(TASK REQUIREMENTS)
State the number of lines where "Personal" appears. Add nothing else.

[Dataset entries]

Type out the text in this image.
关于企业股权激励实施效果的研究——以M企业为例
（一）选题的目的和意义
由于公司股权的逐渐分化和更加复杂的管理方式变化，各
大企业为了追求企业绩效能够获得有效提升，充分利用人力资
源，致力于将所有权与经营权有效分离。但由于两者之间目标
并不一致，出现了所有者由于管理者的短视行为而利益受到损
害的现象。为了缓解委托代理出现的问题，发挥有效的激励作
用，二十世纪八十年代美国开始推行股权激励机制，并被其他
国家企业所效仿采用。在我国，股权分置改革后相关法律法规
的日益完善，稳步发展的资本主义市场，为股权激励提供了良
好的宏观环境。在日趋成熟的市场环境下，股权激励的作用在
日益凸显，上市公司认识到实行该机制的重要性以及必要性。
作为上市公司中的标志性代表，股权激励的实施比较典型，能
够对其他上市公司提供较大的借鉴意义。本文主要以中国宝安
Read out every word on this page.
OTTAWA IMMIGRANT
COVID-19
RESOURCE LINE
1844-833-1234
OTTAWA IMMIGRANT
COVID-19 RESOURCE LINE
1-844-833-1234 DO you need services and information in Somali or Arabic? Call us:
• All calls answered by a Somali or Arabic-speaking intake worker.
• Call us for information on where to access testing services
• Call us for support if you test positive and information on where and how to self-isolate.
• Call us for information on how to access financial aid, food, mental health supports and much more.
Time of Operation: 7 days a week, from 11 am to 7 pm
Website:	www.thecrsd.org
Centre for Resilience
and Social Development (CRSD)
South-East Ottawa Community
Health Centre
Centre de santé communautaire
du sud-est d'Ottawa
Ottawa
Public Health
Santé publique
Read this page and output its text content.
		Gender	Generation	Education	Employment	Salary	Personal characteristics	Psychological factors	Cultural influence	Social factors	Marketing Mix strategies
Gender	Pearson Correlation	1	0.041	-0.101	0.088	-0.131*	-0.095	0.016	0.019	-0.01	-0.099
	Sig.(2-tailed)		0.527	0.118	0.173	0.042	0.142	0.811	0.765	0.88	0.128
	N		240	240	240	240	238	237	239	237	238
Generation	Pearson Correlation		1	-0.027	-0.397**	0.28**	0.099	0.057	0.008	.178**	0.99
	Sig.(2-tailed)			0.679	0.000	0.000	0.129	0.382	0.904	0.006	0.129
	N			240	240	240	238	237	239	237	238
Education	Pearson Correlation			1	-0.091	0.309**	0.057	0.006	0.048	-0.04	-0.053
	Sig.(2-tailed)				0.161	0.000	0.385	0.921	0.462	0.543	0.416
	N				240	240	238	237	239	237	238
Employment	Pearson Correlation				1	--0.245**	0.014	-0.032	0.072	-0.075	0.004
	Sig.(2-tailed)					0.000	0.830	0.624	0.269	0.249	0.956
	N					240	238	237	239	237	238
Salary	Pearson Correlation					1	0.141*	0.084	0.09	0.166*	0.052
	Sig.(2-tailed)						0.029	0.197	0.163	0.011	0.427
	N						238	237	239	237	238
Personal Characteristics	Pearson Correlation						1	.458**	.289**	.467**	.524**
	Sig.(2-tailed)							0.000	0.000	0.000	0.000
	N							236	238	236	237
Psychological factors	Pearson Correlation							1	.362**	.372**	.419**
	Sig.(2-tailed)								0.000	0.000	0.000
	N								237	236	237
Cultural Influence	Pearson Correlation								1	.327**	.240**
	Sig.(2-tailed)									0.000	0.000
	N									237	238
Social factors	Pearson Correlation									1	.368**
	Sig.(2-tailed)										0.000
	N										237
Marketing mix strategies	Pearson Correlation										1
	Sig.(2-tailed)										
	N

(ANSWER)
2